Start Record list

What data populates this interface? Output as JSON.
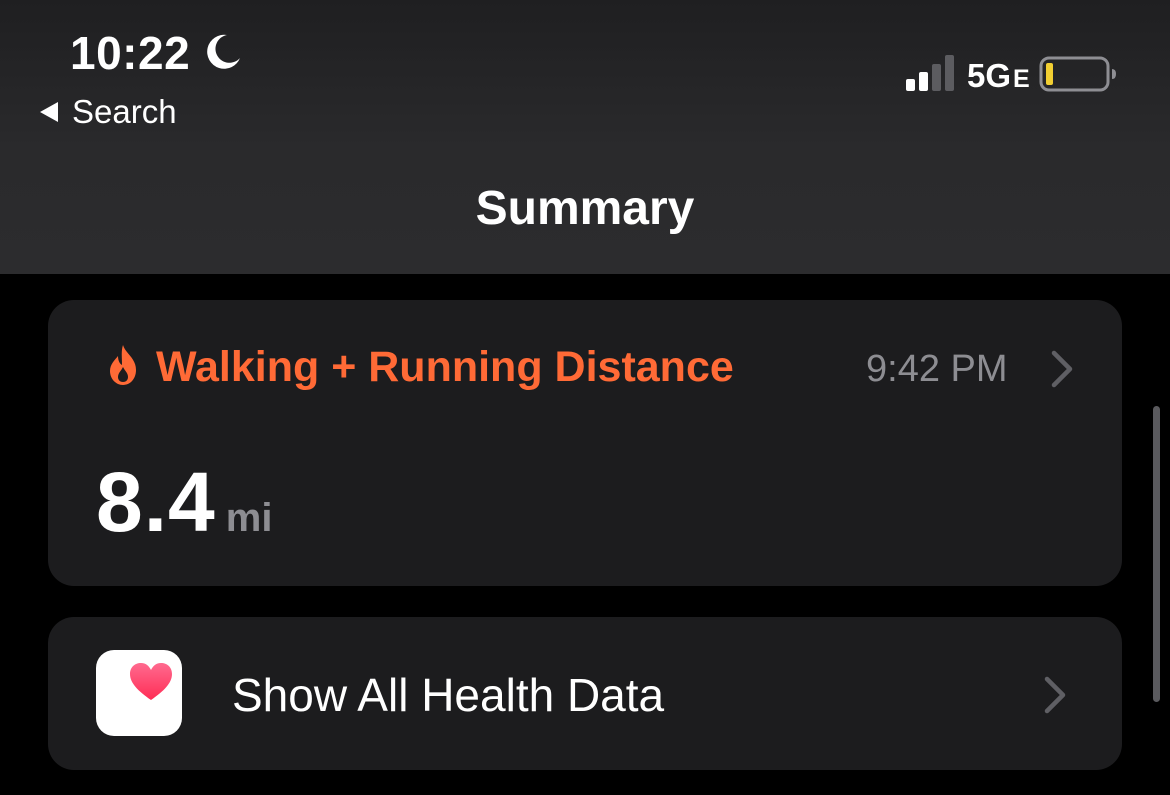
{
  "status_bar": {
    "time": "10:22",
    "network": "5G",
    "network_suffix": "E",
    "battery_color": "#f2cf32"
  },
  "nav": {
    "back_label": "Search",
    "title": "Summary"
  },
  "metric_card": {
    "title": "Walking + Running Distance",
    "time": "9:42 PM",
    "value": "8.4",
    "unit": "mi",
    "accent_color": "#ff6a36",
    "icon": "flame-icon"
  },
  "health_row": {
    "label": "Show All Health Data",
    "icon": "health-app-icon"
  }
}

End Record list

Work to be completed
Exact duplication of all the records is required; pictures are omitted from the copy.

Solution to the exercise
What data populates this interface? Output as JSON.
{
  "status_bar": {
    "time": "10:22",
    "network": "5G",
    "network_suffix": "E",
    "battery_color": "#f2cf32"
  },
  "nav": {
    "back_label": "Search",
    "title": "Summary"
  },
  "metric_card": {
    "title": "Walking + Running Distance",
    "time": "9:42 PM",
    "value": "8.4",
    "unit": "mi",
    "accent_color": "#ff6a36",
    "icon": "flame-icon"
  },
  "health_row": {
    "label": "Show All Health Data",
    "icon": "health-app-icon"
  }
}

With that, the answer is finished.